**TO BE DONE**
In your copy, repeat the records exactly and leave out the pictures.
>>>
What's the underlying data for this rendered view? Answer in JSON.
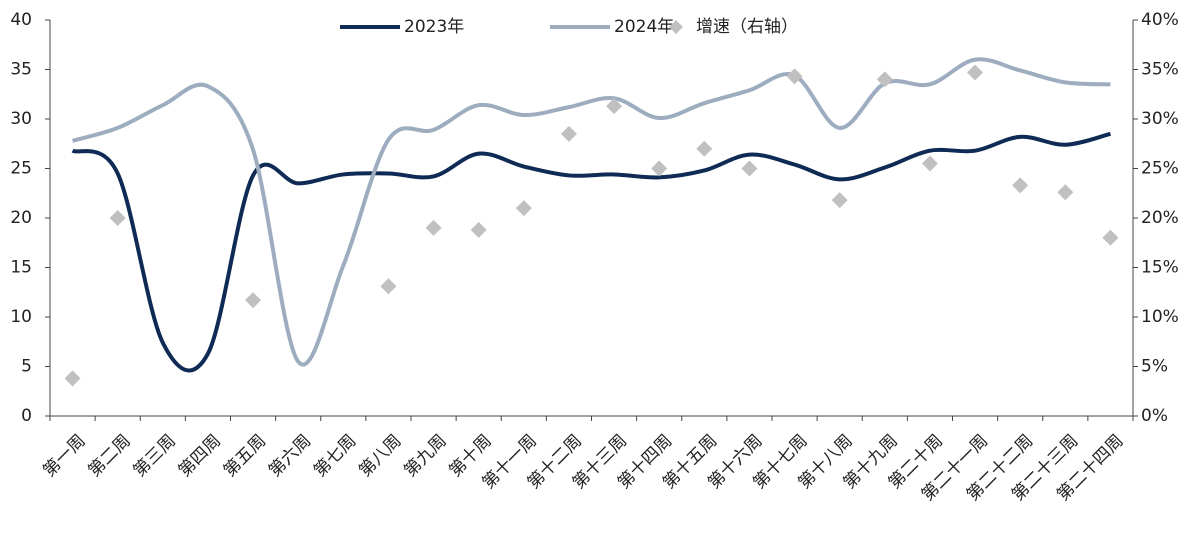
{
  "chart_data": {
    "type": "line",
    "categories": [
      "第一周",
      "第二周",
      "第三周",
      "第四周",
      "第五周",
      "第六周",
      "第七周",
      "第八周",
      "第九周",
      "第十周",
      "第十一周",
      "第十二周",
      "第十三周",
      "第十四周",
      "第十五周",
      "第十六周",
      "第十七周",
      "第十八周",
      "第十九周",
      "第二十周",
      "第二十一周",
      "第二十二周",
      "第二十三周",
      "第二十四周"
    ],
    "series": [
      {
        "name": "2023年",
        "color": "#0f2b55",
        "values": [
          26.8,
          24.5,
          7.4,
          6.3,
          24.3,
          23.5,
          24.4,
          24.5,
          24.2,
          26.5,
          25.2,
          24.3,
          24.4,
          24.1,
          24.8,
          26.4,
          25.4,
          23.9,
          25.1,
          26.8,
          26.8,
          28.2,
          27.4,
          28.5
        ]
      },
      {
        "name": "2024年",
        "color": "#9dadbf",
        "values": [
          27.8,
          29.1,
          31.4,
          33.3,
          26.9,
          5.5,
          15.2,
          27.9,
          28.9,
          31.4,
          30.4,
          31.2,
          32.1,
          30.1,
          31.6,
          32.9,
          34.4,
          29.1,
          33.6,
          33.5,
          36.0,
          34.9,
          33.7,
          33.5
        ]
      },
      {
        "name": "增速（右轴）",
        "color": "#c0c0c0",
        "axis": "y2",
        "marker": "diamond",
        "values": [
          3.8,
          20,
          null,
          null,
          11.7,
          null,
          null,
          13.1,
          19,
          18.8,
          21,
          28.5,
          31.3,
          25,
          27,
          25,
          34.3,
          21.8,
          34,
          25.5,
          34.7,
          23.3,
          22.6,
          18
        ]
      }
    ],
    "ylim": [
      0,
      40
    ],
    "yticks": [
      0,
      5,
      10,
      15,
      20,
      25,
      30,
      35,
      40
    ],
    "y2lim": [
      0,
      40
    ],
    "y2ticks": [
      {
        "value": 0,
        "label": "0%"
      },
      {
        "value": 5,
        "label": "5%"
      },
      {
        "value": 10,
        "label": "10%"
      },
      {
        "value": 15,
        "label": "15%"
      },
      {
        "value": 20,
        "label": "20%"
      },
      {
        "value": 25,
        "label": "25%"
      },
      {
        "value": 30,
        "label": "30%"
      },
      {
        "value": 35,
        "label": "35%"
      },
      {
        "value": 40,
        "label": "40%"
      }
    ],
    "legend": "top",
    "grid": false
  }
}
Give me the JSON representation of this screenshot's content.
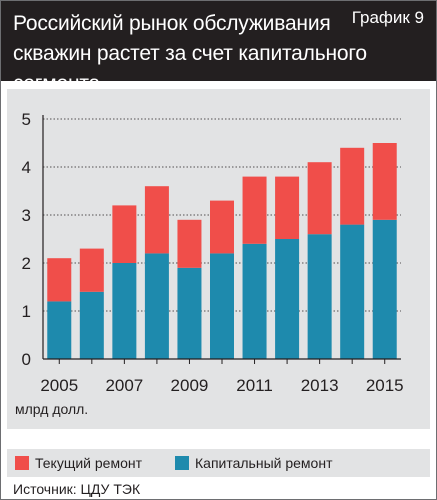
{
  "header": {
    "title_line1": "Российский рынок обслуживания",
    "title_line2": "скважин растет за счет капитального сегмента",
    "graph_number": "График 9"
  },
  "unit_label": "млрд долл.",
  "source": "Источник: ЦДУ ТЭК",
  "colors": {
    "current_repair": "#f04e4a",
    "capital_repair": "#1e8aad",
    "panel": "#e2e3e4",
    "header": "#231f20"
  },
  "legend": [
    {
      "label": "Текущий ремонт",
      "color": "#f04e4a"
    },
    {
      "label": "Капитальный ремонт",
      "color": "#1e8aad"
    }
  ],
  "chart_data": {
    "type": "bar",
    "stacked": true,
    "categories": [
      "2005",
      "2006",
      "2007",
      "2008",
      "2009",
      "2010",
      "2011",
      "2012",
      "2013",
      "2014",
      "2015"
    ],
    "x_tick_labels": [
      "2005",
      "",
      "2007",
      "",
      "2009",
      "",
      "2011",
      "",
      "2013",
      "",
      "2015"
    ],
    "series": [
      {
        "name": "Капитальный ремонт",
        "values": [
          1.2,
          1.4,
          2.0,
          2.2,
          1.9,
          2.2,
          2.4,
          2.5,
          2.6,
          2.8,
          2.9
        ]
      },
      {
        "name": "Текущий ремонт",
        "values": [
          0.9,
          0.9,
          1.2,
          1.4,
          1.0,
          1.1,
          1.4,
          1.3,
          1.5,
          1.6,
          1.6
        ]
      }
    ],
    "ylim": [
      0,
      5
    ],
    "yticks": [
      0,
      1,
      2,
      3,
      4,
      5
    ],
    "ylabel": "млрд долл.",
    "grid": "horizontal dashed"
  }
}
<<<
**ANSWER IN FULL**
What's the underlying data for this rendered view? Answer in JSON.
{
  "chart_data": {
    "type": "line",
    "categories": [
      "第一周",
      "第二周",
      "第三周",
      "第四周",
      "第五周",
      "第六周",
      "第七周",
      "第八周",
      "第九周",
      "第十周",
      "第十一周",
      "第十二周",
      "第十三周",
      "第十四周",
      "第十五周",
      "第十六周",
      "第十七周",
      "第十八周",
      "第十九周",
      "第二十周",
      "第二十一周",
      "第二十二周",
      "第二十三周",
      "第二十四周"
    ],
    "series": [
      {
        "name": "2023年",
        "color": "#0f2b55",
        "values": [
          26.8,
          24.5,
          7.4,
          6.3,
          24.3,
          23.5,
          24.4,
          24.5,
          24.2,
          26.5,
          25.2,
          24.3,
          24.4,
          24.1,
          24.8,
          26.4,
          25.4,
          23.9,
          25.1,
          26.8,
          26.8,
          28.2,
          27.4,
          28.5
        ]
      },
      {
        "name": "2024年",
        "color": "#9dadbf",
        "values": [
          27.8,
          29.1,
          31.4,
          33.3,
          26.9,
          5.5,
          15.2,
          27.9,
          28.9,
          31.4,
          30.4,
          31.2,
          32.1,
          30.1,
          31.6,
          32.9,
          34.4,
          29.1,
          33.6,
          33.5,
          36.0,
          34.9,
          33.7,
          33.5
        ]
      },
      {
        "name": "增速（右轴）",
        "color": "#c0c0c0",
        "axis": "y2",
        "marker": "diamond",
        "values": [
          3.8,
          20,
          null,
          null,
          11.7,
          null,
          null,
          13.1,
          19,
          18.8,
          21,
          28.5,
          31.3,
          25,
          27,
          25,
          34.3,
          21.8,
          34,
          25.5,
          34.7,
          23.3,
          22.6,
          18
        ]
      }
    ],
    "ylim": [
      0,
      40
    ],
    "yticks": [
      0,
      5,
      10,
      15,
      20,
      25,
      30,
      35,
      40
    ],
    "y2lim": [
      0,
      40
    ],
    "y2ticks": [
      {
        "value": 0,
        "label": "0%"
      },
      {
        "value": 5,
        "label": "5%"
      },
      {
        "value": 10,
        "label": "10%"
      },
      {
        "value": 15,
        "label": "15%"
      },
      {
        "value": 20,
        "label": "20%"
      },
      {
        "value": 25,
        "label": "25%"
      },
      {
        "value": 30,
        "label": "30%"
      },
      {
        "value": 35,
        "label": "35%"
      },
      {
        "value": 40,
        "label": "40%"
      }
    ],
    "legend": "top",
    "grid": false
  }
}
Give me the JSON representation of this screenshot's content.
{
  "header": {
    "title_line1": "Российский рынок обслуживания",
    "title_line2": "скважин растет за счет капитального сегмента",
    "graph_number": "График 9"
  },
  "unit_label": "млрд долл.",
  "source": "Источник: ЦДУ ТЭК",
  "colors": {
    "current_repair": "#f04e4a",
    "capital_repair": "#1e8aad",
    "panel": "#e2e3e4",
    "header": "#231f20"
  },
  "legend": [
    {
      "label": "Текущий ремонт",
      "color": "#f04e4a"
    },
    {
      "label": "Капитальный ремонт",
      "color": "#1e8aad"
    }
  ],
  "chart_data": {
    "type": "bar",
    "stacked": true,
    "categories": [
      "2005",
      "2006",
      "2007",
      "2008",
      "2009",
      "2010",
      "2011",
      "2012",
      "2013",
      "2014",
      "2015"
    ],
    "x_tick_labels": [
      "2005",
      "",
      "2007",
      "",
      "2009",
      "",
      "2011",
      "",
      "2013",
      "",
      "2015"
    ],
    "series": [
      {
        "name": "Капитальный ремонт",
        "values": [
          1.2,
          1.4,
          2.0,
          2.2,
          1.9,
          2.2,
          2.4,
          2.5,
          2.6,
          2.8,
          2.9
        ]
      },
      {
        "name": "Текущий ремонт",
        "values": [
          0.9,
          0.9,
          1.2,
          1.4,
          1.0,
          1.1,
          1.4,
          1.3,
          1.5,
          1.6,
          1.6
        ]
      }
    ],
    "ylim": [
      0,
      5
    ],
    "yticks": [
      0,
      1,
      2,
      3,
      4,
      5
    ],
    "ylabel": "млрд долл.",
    "grid": "horizontal dashed"
  }
}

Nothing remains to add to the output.